◆ Request ◆
Go through the entries below and write each one out exactly.

◆ Entries provided ◆
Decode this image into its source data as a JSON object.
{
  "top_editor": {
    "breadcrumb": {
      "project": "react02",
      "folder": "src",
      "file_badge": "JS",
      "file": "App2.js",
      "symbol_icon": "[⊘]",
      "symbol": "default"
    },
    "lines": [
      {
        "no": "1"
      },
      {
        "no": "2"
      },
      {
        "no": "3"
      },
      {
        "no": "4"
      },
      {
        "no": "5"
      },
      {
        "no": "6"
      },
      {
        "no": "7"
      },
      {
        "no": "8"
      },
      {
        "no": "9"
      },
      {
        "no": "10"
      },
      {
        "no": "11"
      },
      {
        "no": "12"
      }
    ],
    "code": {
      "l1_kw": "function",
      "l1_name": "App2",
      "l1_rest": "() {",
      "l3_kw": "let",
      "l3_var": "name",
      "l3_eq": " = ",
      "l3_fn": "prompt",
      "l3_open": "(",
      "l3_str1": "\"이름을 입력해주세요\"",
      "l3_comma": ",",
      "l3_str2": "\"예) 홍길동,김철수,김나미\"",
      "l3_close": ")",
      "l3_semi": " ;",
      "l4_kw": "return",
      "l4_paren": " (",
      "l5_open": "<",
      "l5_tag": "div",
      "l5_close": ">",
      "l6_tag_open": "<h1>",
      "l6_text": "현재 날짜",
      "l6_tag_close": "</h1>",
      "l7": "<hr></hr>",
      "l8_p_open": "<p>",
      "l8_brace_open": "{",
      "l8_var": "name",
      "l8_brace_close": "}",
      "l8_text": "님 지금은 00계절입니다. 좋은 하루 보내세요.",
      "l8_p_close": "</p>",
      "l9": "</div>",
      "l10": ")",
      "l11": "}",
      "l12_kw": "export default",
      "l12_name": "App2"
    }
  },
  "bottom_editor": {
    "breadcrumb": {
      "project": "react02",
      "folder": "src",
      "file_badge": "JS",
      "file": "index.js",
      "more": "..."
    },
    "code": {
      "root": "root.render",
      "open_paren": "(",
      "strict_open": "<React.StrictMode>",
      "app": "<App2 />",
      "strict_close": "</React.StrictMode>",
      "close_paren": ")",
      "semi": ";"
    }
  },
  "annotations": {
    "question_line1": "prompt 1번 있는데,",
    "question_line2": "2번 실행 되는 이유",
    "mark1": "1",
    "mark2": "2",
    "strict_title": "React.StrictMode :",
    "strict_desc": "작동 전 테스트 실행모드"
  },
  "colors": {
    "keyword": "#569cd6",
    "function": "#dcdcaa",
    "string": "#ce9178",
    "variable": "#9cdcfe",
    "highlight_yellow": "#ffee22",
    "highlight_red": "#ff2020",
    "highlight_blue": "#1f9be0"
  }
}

◆ Exercise result ◆
Decode this image into its source data as a JSON object.
{
  "top_editor": {
    "breadcrumb": {
      "project": "react02",
      "folder": "src",
      "file_badge": "JS",
      "file": "App2.js",
      "symbol_icon": "[⊘]",
      "symbol": "default"
    },
    "lines": [
      {
        "no": "1"
      },
      {
        "no": "2"
      },
      {
        "no": "3"
      },
      {
        "no": "4"
      },
      {
        "no": "5"
      },
      {
        "no": "6"
      },
      {
        "no": "7"
      },
      {
        "no": "8"
      },
      {
        "no": "9"
      },
      {
        "no": "10"
      },
      {
        "no": "11"
      },
      {
        "no": "12"
      }
    ],
    "code": {
      "l1_kw": "function",
      "l1_name": "App2",
      "l1_rest": "() {",
      "l3_kw": "let",
      "l3_var": "name",
      "l3_eq": " = ",
      "l3_fn": "prompt",
      "l3_open": "(",
      "l3_str1": "\"이름을 입력해주세요\"",
      "l3_comma": ",",
      "l3_str2": "\"예) 홍길동,김철수,김나미\"",
      "l3_close": ")",
      "l3_semi": " ;",
      "l4_kw": "return",
      "l4_paren": " (",
      "l5_open": "<",
      "l5_tag": "div",
      "l5_close": ">",
      "l6_tag_open": "<h1>",
      "l6_text": "현재 날짜",
      "l6_tag_close": "</h1>",
      "l7": "<hr></hr>",
      "l8_p_open": "<p>",
      "l8_brace_open": "{",
      "l8_var": "name",
      "l8_brace_close": "}",
      "l8_text": "님 지금은 00계절입니다. 좋은 하루 보내세요.",
      "l8_p_close": "</p>",
      "l9": "</div>",
      "l10": ")",
      "l11": "}",
      "l12_kw": "export default",
      "l12_name": "App2"
    }
  },
  "bottom_editor": {
    "breadcrumb": {
      "project": "react02",
      "folder": "src",
      "file_badge": "JS",
      "file": "index.js",
      "more": "..."
    },
    "code": {
      "root": "root.render",
      "open_paren": "(",
      "strict_open": "<React.StrictMode>",
      "app": "<App2 />",
      "strict_close": "</React.StrictMode>",
      "close_paren": ")",
      "semi": ";"
    }
  },
  "annotations": {
    "question_line1": "prompt 1번 있는데,",
    "question_line2": "2번 실행 되는 이유",
    "mark1": "1",
    "mark2": "2",
    "strict_title": "React.StrictMode :",
    "strict_desc": "작동 전 테스트 실행모드"
  },
  "colors": {
    "keyword": "#569cd6",
    "function": "#dcdcaa",
    "string": "#ce9178",
    "variable": "#9cdcfe",
    "highlight_yellow": "#ffee22",
    "highlight_red": "#ff2020",
    "highlight_blue": "#1f9be0"
  }
}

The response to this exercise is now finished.